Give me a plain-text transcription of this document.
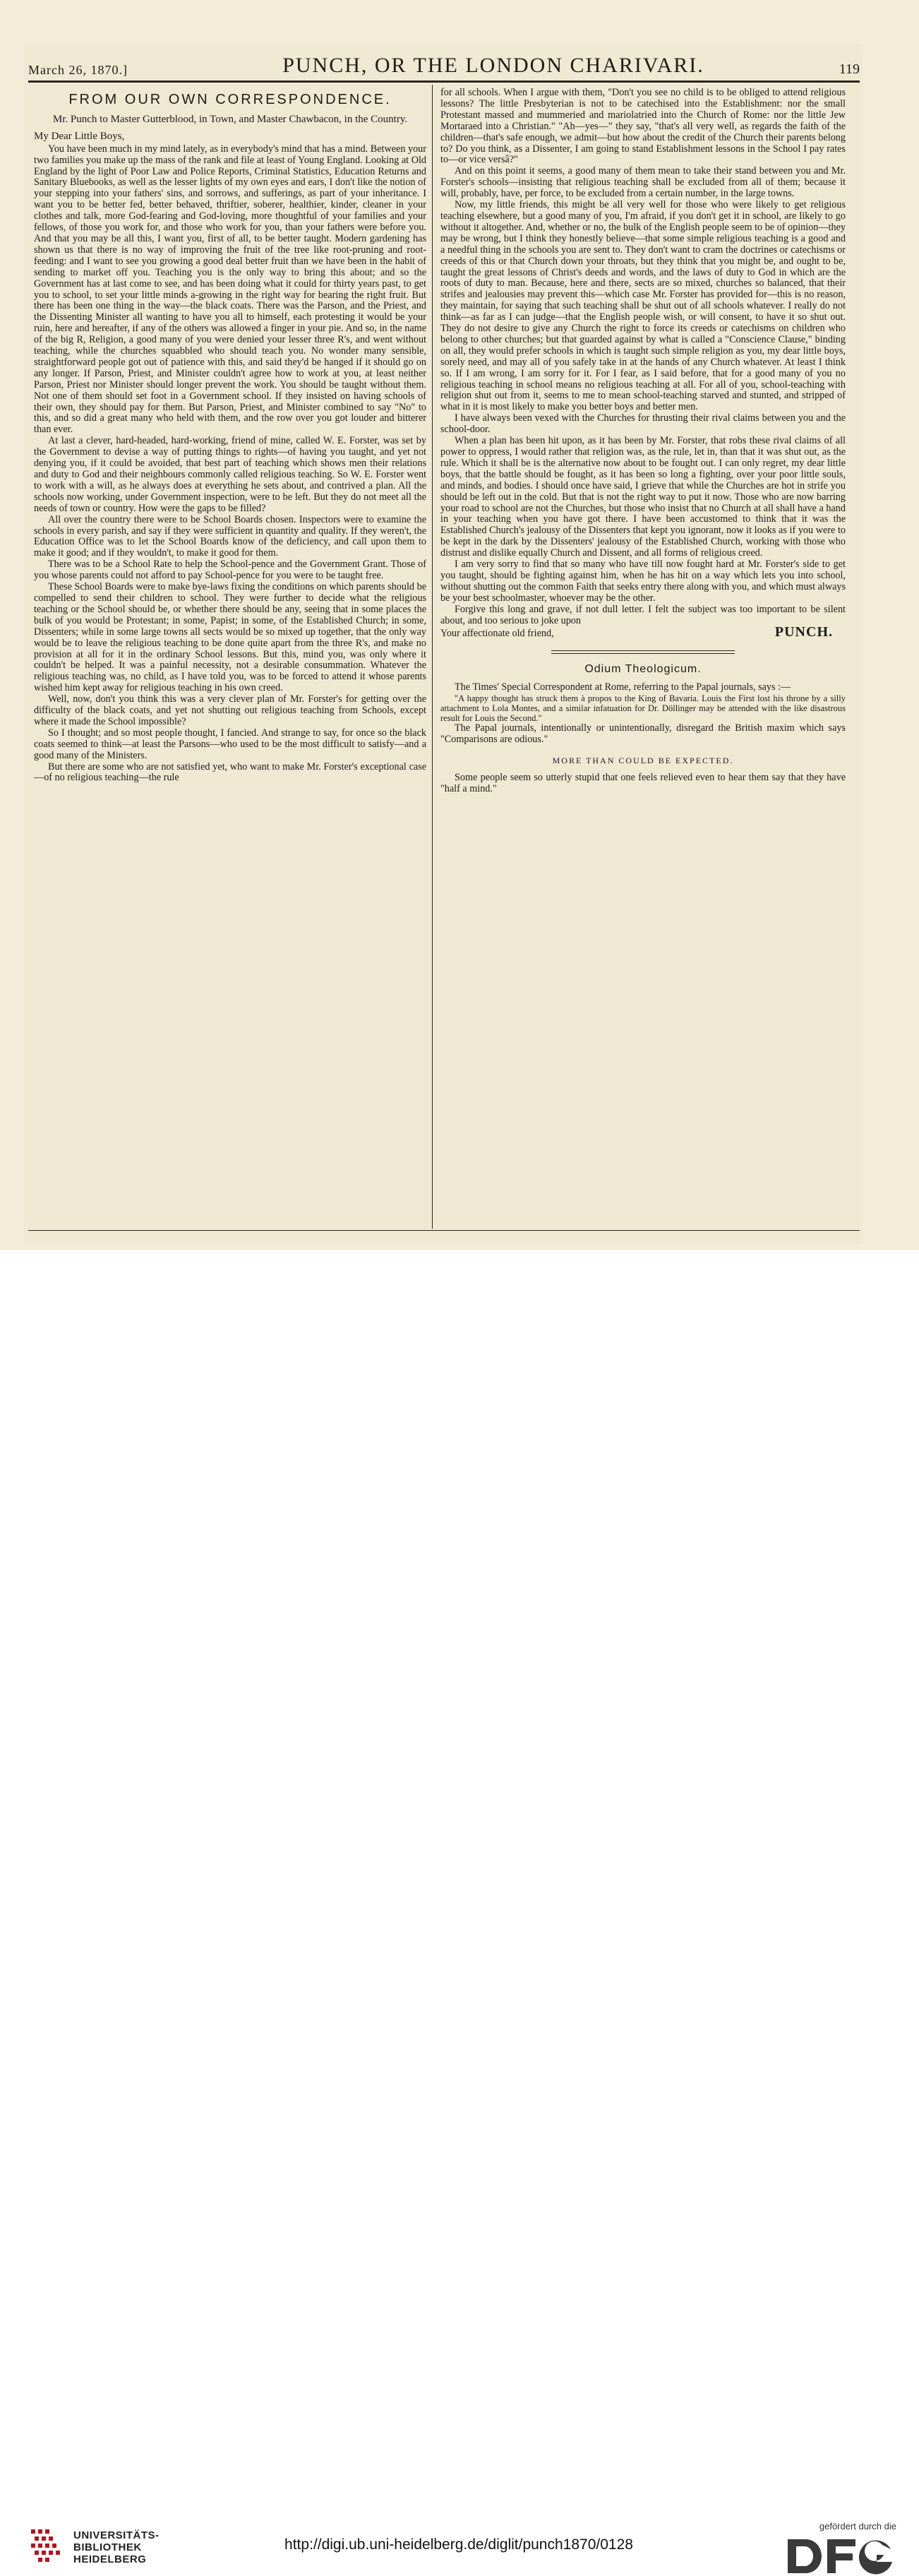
March 26, 1870.]	PUNCH, OR THE LONDON CHARIVARI.	119
FROM OUR OWN CORRESPONDENCE.
Mr. Punch to Master Gutterblood, in Town, and Master Chawbacon, in the Country.
My Dear Little Boys,

You have been much in my mind lately, as in everybody's mind that has a mind. Between your two families you make up the mass of the rank and file at least of Young England. Looking at Old England by the light of Poor Law and Police Reports, Criminal Statistics, Education Returns and Sanitary Bluebooks, as well as the lesser lights of my own eyes and ears, I don't like the notion of your stepping into your fathers' sins, and sorrows, and sufferings, as part of your inheritance. I want you to be better fed, better behaved, thriftier, soberer, healthier, kinder, cleaner in your clothes and talk, more God-fearing and God-loving, more thoughtful of your families and your fellows, of those you work for, and those who work for you, than your fathers were before you. And that you may be all this, I want you, first of all, to be better taught. Modern gardening has shown us that there is no way of improving the fruit of the tree like root-pruning and root-feeding: and I want to see you growing a good deal better fruit than we have been in the habit of sending to market off you. Teaching you is the only way to bring this about; and so the Government has at last come to see, and has been doing what it could for thirty years past, to get you to school, to set your little minds a-growing in the right way for bearing the right fruit. But there has been one thing in the way—the black coats. There was the Parson, and the Priest, and the Dissenting Minister all wanting to have you all to himself, each protesting it would be your ruin, here and hereafter, if any of the others was allowed a finger in your pie. And so, in the name of the big R, Religion, a good many of you were denied your lesser three R's, and went without teaching, while the churches squabbled who should teach you. No wonder many sensible, straightforward people got out of patience with this, and said they'd be hanged if it should go on any longer. If Parson, Priest, and Minister couldn't agree how to work at you, at least neither Parson, Priest nor Minister should longer prevent the work. You should be taught without them. Not one of them should set foot in a Government school. If they insisted on having schools of their own, they should pay for them. But Parson, Priest, and Minister combined to say "No" to this, and so did a great many who held with them, and the row over you got louder and bitterer than ever.

At last a clever, hard-headed, hard-working, friend of mine, called W. E. Forster, was set by the Government to devise a way of putting things to rights—of having you taught, and yet not denying you, if it could be avoided, that best part of teaching which shows men their relations and duty to God and their neighbours commonly called religious teaching. So W. E. Forster went to work with a will, as he always does at everything he sets about, and contrived a plan. All the schools now working, under Government inspection, were to be left. But they do not meet all the needs of town or country. How were the gaps to be filled?

All over the country there were to be School Boards chosen. Inspectors were to examine the schools in every parish, and say if they were sufficient in quantity and quality. If they weren't, the Education Office was to let the School Boards know of the deficiency, and call upon them to make it good; and if they wouldn't, to make it good for them.

There was to be a School Rate to help the School-pence and the Government Grant. Those of you whose parents could not afford to pay School-pence for you were to be taught free.

These School Boards were to make bye-laws fixing the conditions on which parents should be compelled to send their children to school. They were further to decide what the religious teaching or the School should be, or whether there should be any, seeing that in some places the bulk of you would be Protestant; in some, Papist; in some, of the Established Church; in some, Dissenters; while in some large towns all sects would be so mixed up together, that the only way would be to leave the religious teaching to be done quite apart from the three R's, and make no provision at all for it in the ordinary School lessons. But this, mind you, was only where it couldn't be helped. It was a painful necessity, not a desirable consummation. Whatever the religious teaching was, no child, as I have told you, was to be forced to attend it whose parents wished him kept away for religious teaching in his own creed.

Well, now, don't you think this was a very clever plan of Mr. Forster's for getting over the difficulty of the black coats, and yet not shutting out religious teaching from Schools, except where it made the School impossible?

So I thought; and so most people thought, I fancied. And strange to say, for once so the black coats seemed to think—at least the Parsons—who used to be the most difficult to satisfy—and a good many of the Ministers.

But there are some who are not satisfied yet, who want to make Mr. Forster's exceptional case—of no religious teaching—the rule

for all schools. When I argue with them, "Don't you see no child is to be obliged to attend religious lessons? The little Presbyterian is not to be catechised into the Establishment: nor the small Protestant massed and mummeried and mariolatried into the Church of Rome: nor the little Jew Mortaraed into a Christian." "Ah—yes—" they say, "that's all very well, as regards the faith of the children—that's safe enough, we admit—but how about the credit of the Church their parents belong to? Do you think, as a Dissenter, I am going to stand Establishment lessons in the School I pay rates to—or vice versâ?"

And on this point it seems, a good many of them mean to take their stand between you and Mr. Forster's schools—insisting that religious teaching shall be excluded from all of them; because it will, probably, have, per force, to be excluded from a certain number, in the large towns.

Now, my little friends, this might be all very well for those who were likely to get religious teaching elsewhere, but a good many of you, I'm afraid, if you don't get it in school, are likely to go without it altogether. And, whether or no, the bulk of the English people seem to be of opinion—they may be wrong, but I think they honestly believe—that some simple religious teaching is a good and a needful thing in the schools you are sent to. They don't want to cram the doctrines or catechisms or creeds of this or that Church down your throats, but they think that you might be, and ought to be, taught the great lessons of Christ's deeds and words, and the laws of duty to God in which are the roots of duty to man. Because, here and there, sects are so mixed, churches so balanced, that their strifes and jealousies may prevent this—which case Mr. Forster has provided for—this is no reason, they maintain, for saying that such teaching shall be shut out of all schools whatever. I really do not think—as far as I can judge—that the English people wish, or will consent, to have it so shut out. They do not desire to give any Church the right to force its creeds or catechisms on children who belong to other churches; but that guarded against by what is called a "Conscience Clause," binding on all, they would prefer schools in which is taught such simple religion as you, my dear little boys, sorely need, and may all of you safely take in at the hands of any Church whatever. At least I think so. If I am wrong, I am sorry for it. For I fear, as I said before, that for a good many of you no religious teaching in school means no religious teaching at all. For all of you, school-teaching with religion shut out from it, seems to me to mean school-teaching starved and stunted, and stripped of what in it is most likely to make you better boys and better men.

I have always been vexed with the Churches for thrusting their rival claims between you and the school-door.

When a plan has been hit upon, as it has been by Mr. Forster, that robs these rival claims of all power to oppress, I would rather that religion was, as the rule, let in, than that it was shut out, as the rule. Which it shall be is the alternative now about to be fought out. I can only regret, my dear little boys, that the battle should be fought, as it has been so long a fighting, over your poor little souls, and minds, and bodies. I should once have said, I grieve that while the Churches are hot in strife you should be left out in the cold. But that is not the right way to put it now. Those who are now barring your road to school are not the Churches, but those who insist that no Church at all shall have a hand in your teaching when you have got there. I have been accustomed to think that it was the Established Church's jealousy of the Dissenters that kept you ignorant, now it looks as if you were to be kept in the dark by the Dissenters' jealousy of the Established Church, working with those who distrust and dislike equally Church and Dissent, and all forms of religious creed.

I am very sorry to find that so many who have till now fought hard at Mr. Forster's side to get you taught, should be fighting against him, when he has hit on a way which lets you into school, without shutting out the common Faith that seeks entry there along with you, and which must always be your best schoolmaster, whoever may be the other.

Forgive this long and grave, if not dull letter. I felt the subject was too important to be silent about, and too serious to joke upon

Your affectionate old friend,	PUNCH.
Odium Theologicum.

The Times' Special Correspondent at Rome, referring to the Papal journals, says :—

"A happy thought has struck them à propos to the King of Bavaria. Louis the First lost his throne by a silly attachment to Lola Montes, and a similar infatuation for Dr. Döllinger may be attended with the like disastrous result for Louis the Second."

The Papal journals, intentionally or unintentionally, disregard the British maxim which says "Comparisons are odious."

MORE THAN COULD BE EXPECTED.

Some people seem so utterly stupid that one feels relieved even to hear them say that they have "half a mind."

UNIVERSITÄTS-
BIBLIOTHEK
HEIDELBERG
http://digi.ub.uni-heidelberg.de/diglit/punch1870/0128
gefördert durch die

━━━━━━━━

Leave out the pictures and return every record word for word.

• Correct result:
Give me a plain-text transcription of this document.
March 26, 1870.]	PUNCH, OR THE LONDON CHARIVARI.	119
FROM OUR OWN CORRESPONDENCE.
Mr. Punch to Master Gutterblood, in Town, and Master Chawbacon, in the Country.
My Dear Little Boys,

You have been much in my mind lately, as in everybody's mind that has a mind. Between your two families you make up the mass of the rank and file at least of Young England. Looking at Old England by the light of Poor Law and Police Reports, Criminal Statistics, Education Returns and Sanitary Bluebooks, as well as the lesser lights of my own eyes and ears, I don't like the notion of your stepping into your fathers' sins, and sorrows, and sufferings, as part of your inheritance. I want you to be better fed, better behaved, thriftier, soberer, healthier, kinder, cleaner in your clothes and talk, more God-fearing and God-loving, more thoughtful of your families and your fellows, of those you work for, and those who work for you, than your fathers were before you. And that you may be all this, I want you, first of all, to be better taught. Modern gardening has shown us that there is no way of improving the fruit of the tree like root-pruning and root-feeding: and I want to see you growing a good deal better fruit than we have been in the habit of sending to market off you. Teaching you is the only way to bring this about; and so the Government has at last come to see, and has been doing what it could for thirty years past, to get you to school, to set your little minds a-growing in the right way for bearing the right fruit. But there has been one thing in the way—the black coats. There was the Parson, and the Priest, and the Dissenting Minister all wanting to have you all to himself, each protesting it would be your ruin, here and hereafter, if any of the others was allowed a finger in your pie. And so, in the name of the big R, Religion, a good many of you were denied your lesser three R's, and went without teaching, while the churches squabbled who should teach you. No wonder many sensible, straightforward people got out of patience with this, and said they'd be hanged if it should go on any longer. If Parson, Priest, and Minister couldn't agree how to work at you, at least neither Parson, Priest nor Minister should longer prevent the work. You should be taught without them. Not one of them should set foot in a Government school. If they insisted on having schools of their own, they should pay for them. But Parson, Priest, and Minister combined to say "No" to this, and so did a great many who held with them, and the row over you got louder and bitterer than ever.

At last a clever, hard-headed, hard-working, friend of mine, called W. E. Forster, was set by the Government to devise a way of putting things to rights—of having you taught, and yet not denying you, if it could be avoided, that best part of teaching which shows men their relations and duty to God and their neighbours commonly called religious teaching. So W. E. Forster went to work with a will, as he always does at everything he sets about, and contrived a plan. All the schools now working, under Government inspection, were to be left. But they do not meet all the needs of town or country. How were the gaps to be filled?

All over the country there were to be School Boards chosen. Inspectors were to examine the schools in every parish, and say if they were sufficient in quantity and quality. If they weren't, the Education Office was to let the School Boards know of the deficiency, and call upon them to make it good; and if they wouldn't, to make it good for them.

There was to be a School Rate to help the School-pence and the Government Grant. Those of you whose parents could not afford to pay School-pence for you were to be taught free.

These School Boards were to make bye-laws fixing the conditions on which parents should be compelled to send their children to school. They were further to decide what the religious teaching or the School should be, or whether there should be any, seeing that in some places the bulk of you would be Protestant; in some, Papist; in some, of the Established Church; in some, Dissenters; while in some large towns all sects would be so mixed up together, that the only way would be to leave the religious teaching to be done quite apart from the three R's, and make no provision at all for it in the ordinary School lessons. But this, mind you, was only where it couldn't be helped. It was a painful necessity, not a desirable consummation. Whatever the religious teaching was, no child, as I have told you, was to be forced to attend it whose parents wished him kept away for religious teaching in his own creed.

Well, now, don't you think this was a very clever plan of Mr. Forster's for getting over the difficulty of the black coats, and yet not shutting out religious teaching from Schools, except where it made the School impossible?

So I thought; and so most people thought, I fancied. And strange to say, for once so the black coats seemed to think—at least the Parsons—who used to be the most difficult to satisfy—and a good many of the Ministers.

But there are some who are not satisfied yet, who want to make Mr. Forster's exceptional case—of no religious teaching—the rule

for all schools. When I argue with them, "Don't you see no child is to be obliged to attend religious lessons? The little Presbyterian is not to be catechised into the Establishment: nor the small Protestant massed and mummeried and mariolatried into the Church of Rome: nor the little Jew Mortaraed into a Christian." "Ah—yes—" they say, "that's all very well, as regards the faith of the children—that's safe enough, we admit—but how about the credit of the Church their parents belong to? Do you think, as a Dissenter, I am going to stand Establishment lessons in the School I pay rates to—or vice versâ?"

And on this point it seems, a good many of them mean to take their stand between you and Mr. Forster's schools—insisting that religious teaching shall be excluded from all of them; because it will, probably, have, per force, to be excluded from a certain number, in the large towns.

Now, my little friends, this might be all very well for those who were likely to get religious teaching elsewhere, but a good many of you, I'm afraid, if you don't get it in school, are likely to go without it altogether. And, whether or no, the bulk of the English people seem to be of opinion—they may be wrong, but I think they honestly believe—that some simple religious teaching is a good and a needful thing in the schools you are sent to. They don't want to cram the doctrines or catechisms or creeds of this or that Church down your throats, but they think that you might be, and ought to be, taught the great lessons of Christ's deeds and words, and the laws of duty to God in which are the roots of duty to man. Because, here and there, sects are so mixed, churches so balanced, that their strifes and jealousies may prevent this—which case Mr. Forster has provided for—this is no reason, they maintain, for saying that such teaching shall be shut out of all schools whatever. I really do not think—as far as I can judge—that the English people wish, or will consent, to have it so shut out. They do not desire to give any Church the right to force its creeds or catechisms on children who belong to other churches; but that guarded against by what is called a "Conscience Clause," binding on all, they would prefer schools in which is taught such simple religion as you, my dear little boys, sorely need, and may all of you safely take in at the hands of any Church whatever. At least I think so. If I am wrong, I am sorry for it. For I fear, as I said before, that for a good many of you no religious teaching in school means no religious teaching at all. For all of you, school-teaching with religion shut out from it, seems to me to mean school-teaching starved and stunted, and stripped of what in it is most likely to make you better boys and better men.

I have always been vexed with the Churches for thrusting their rival claims between you and the school-door.

When a plan has been hit upon, as it has been by Mr. Forster, that robs these rival claims of all power to oppress, I would rather that religion was, as the rule, let in, than that it was shut out, as the rule. Which it shall be is the alternative now about to be fought out. I can only regret, my dear little boys, that the battle should be fought, as it has been so long a fighting, over your poor little souls, and minds, and bodies. I should once have said, I grieve that while the Churches are hot in strife you should be left out in the cold. But that is not the right way to put it now. Those who are now barring your road to school are not the Churches, but those who insist that no Church at all shall have a hand in your teaching when you have got there. I have been accustomed to think that it was the Established Church's jealousy of the Dissenters that kept you ignorant, now it looks as if you were to be kept in the dark by the Dissenters' jealousy of the Established Church, working with those who distrust and dislike equally Church and Dissent, and all forms of religious creed.

I am very sorry to find that so many who have till now fought hard at Mr. Forster's side to get you taught, should be fighting against him, when he has hit on a way which lets you into school, without shutting out the common Faith that seeks entry there along with you, and which must always be your best schoolmaster, whoever may be the other.

Forgive this long and grave, if not dull letter. I felt the subject was too important to be silent about, and too serious to joke upon

Your affectionate old friend,	PUNCH.
Odium Theologicum.

The Times' Special Correspondent at Rome, referring to the Papal journals, says :—

"A happy thought has struck them à propos to the King of Bavaria. Louis the First lost his throne by a silly attachment to Lola Montes, and a similar infatuation for Dr. Döllinger may be attended with the like disastrous result for Louis the Second."

The Papal journals, intentionally or unintentionally, disregard the British maxim which says "Comparisons are odious."

MORE THAN COULD BE EXPECTED.

Some people seem so utterly stupid that one feels relieved even to hear them say that they have "half a mind."

UNIVERSITÄTS-
BIBLIOTHEK
HEIDELBERG
http://digi.ub.uni-heidelberg.de/diglit/punch1870/0128
gefördert durch die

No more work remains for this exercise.